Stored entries
---+---
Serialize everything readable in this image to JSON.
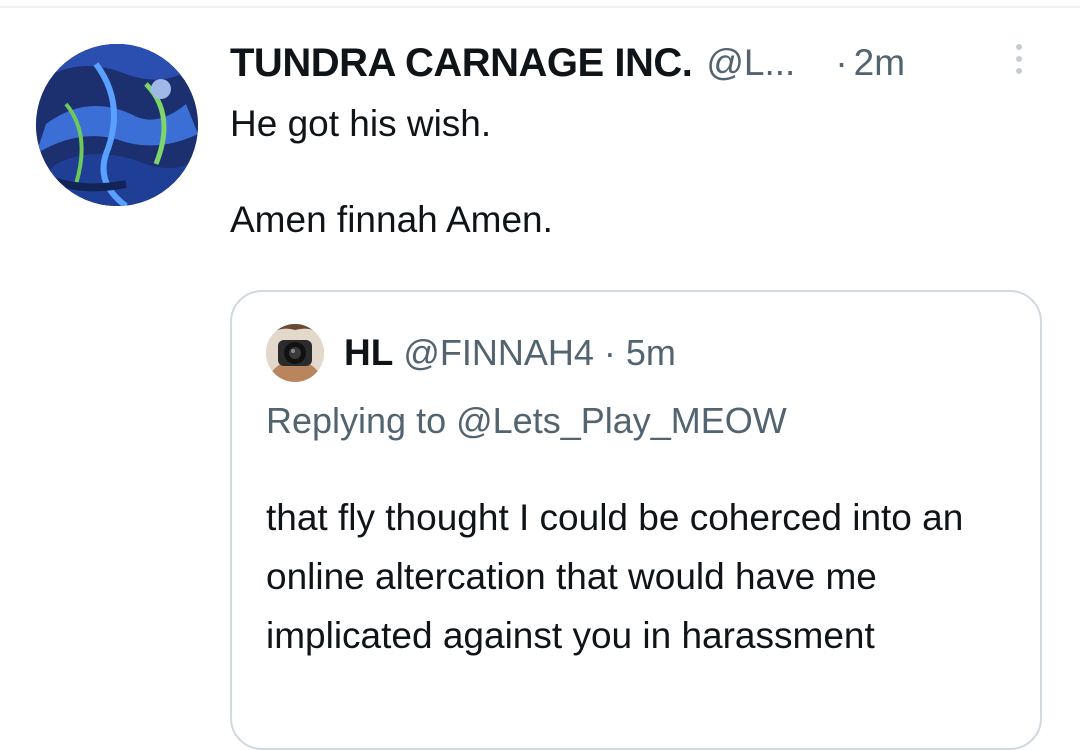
{
  "tweet": {
    "display_name": "TUNDRA CARNAGE INC.",
    "handle": "@L...",
    "separator": "·",
    "time": "2m",
    "text": "He got his wish.\n\nAmen finnah  Amen.",
    "avatar_icon": "avatar-image",
    "more_icon": "more-vertical-icon"
  },
  "quote": {
    "display_name": "HL",
    "handle": "@FINNAH4",
    "separator": "·",
    "time": "5m",
    "replying_to": "Replying to @Lets_Play_MEOW",
    "text": "that fly thought I could be coherced into an online altercation that would have me implicated against you in harassment",
    "avatar_icon": "avatar-image"
  },
  "colors": {
    "primary_text": "#0f1419",
    "secondary_text": "#536471",
    "border": "#cfd9de"
  }
}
---+---
Pictures appear in the records above. Output everything except them, exactly.

Complete response:
Serialize everything readable in this image to JSON.
{
  "tweet": {
    "display_name": "TUNDRA CARNAGE INC.",
    "handle": "@L...",
    "separator": "·",
    "time": "2m",
    "text": "He got his wish.\n\nAmen finnah  Amen.",
    "avatar_icon": "avatar-image",
    "more_icon": "more-vertical-icon"
  },
  "quote": {
    "display_name": "HL",
    "handle": "@FINNAH4",
    "separator": "·",
    "time": "5m",
    "replying_to": "Replying to @Lets_Play_MEOW",
    "text": "that fly thought I could be coherced into an online altercation that would have me implicated against you in harassment",
    "avatar_icon": "avatar-image"
  },
  "colors": {
    "primary_text": "#0f1419",
    "secondary_text": "#536471",
    "border": "#cfd9de"
  }
}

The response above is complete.